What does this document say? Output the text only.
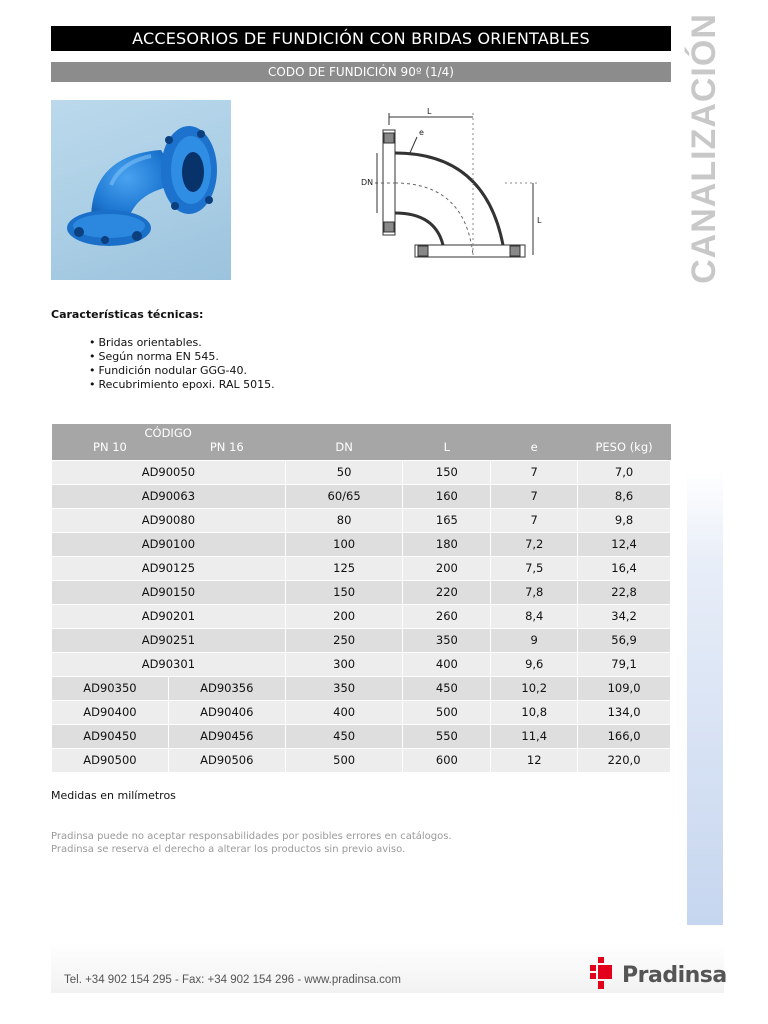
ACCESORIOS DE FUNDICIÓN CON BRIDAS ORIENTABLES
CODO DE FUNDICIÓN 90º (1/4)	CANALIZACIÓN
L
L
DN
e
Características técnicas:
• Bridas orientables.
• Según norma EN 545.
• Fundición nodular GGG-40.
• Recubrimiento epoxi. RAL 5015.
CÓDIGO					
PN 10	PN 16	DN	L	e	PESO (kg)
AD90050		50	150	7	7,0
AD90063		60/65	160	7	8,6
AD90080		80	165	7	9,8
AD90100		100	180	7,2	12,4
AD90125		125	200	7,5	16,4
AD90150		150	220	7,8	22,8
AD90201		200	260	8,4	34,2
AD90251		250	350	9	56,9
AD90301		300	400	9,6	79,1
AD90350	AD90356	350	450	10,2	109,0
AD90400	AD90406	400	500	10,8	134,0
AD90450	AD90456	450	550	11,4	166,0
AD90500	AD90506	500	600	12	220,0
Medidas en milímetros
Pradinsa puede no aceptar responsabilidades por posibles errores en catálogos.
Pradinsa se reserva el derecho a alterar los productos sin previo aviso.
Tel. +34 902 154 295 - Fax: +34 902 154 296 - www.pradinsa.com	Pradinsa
* * * * * * * * *
EXERCISE AIM: Scan the material above. Copy each line that holds the word "Pradinsa".

SOLUTION BELOW:
Pradinsa puede no aceptar responsabilidades por posibles errores en catálogos.
Pradinsa se reserva el derecho a alterar los productos sin previo aviso.
Tel. +34 902 154 295 - Fax: +34 902 154 296 - www.pradinsa.com	Pradinsa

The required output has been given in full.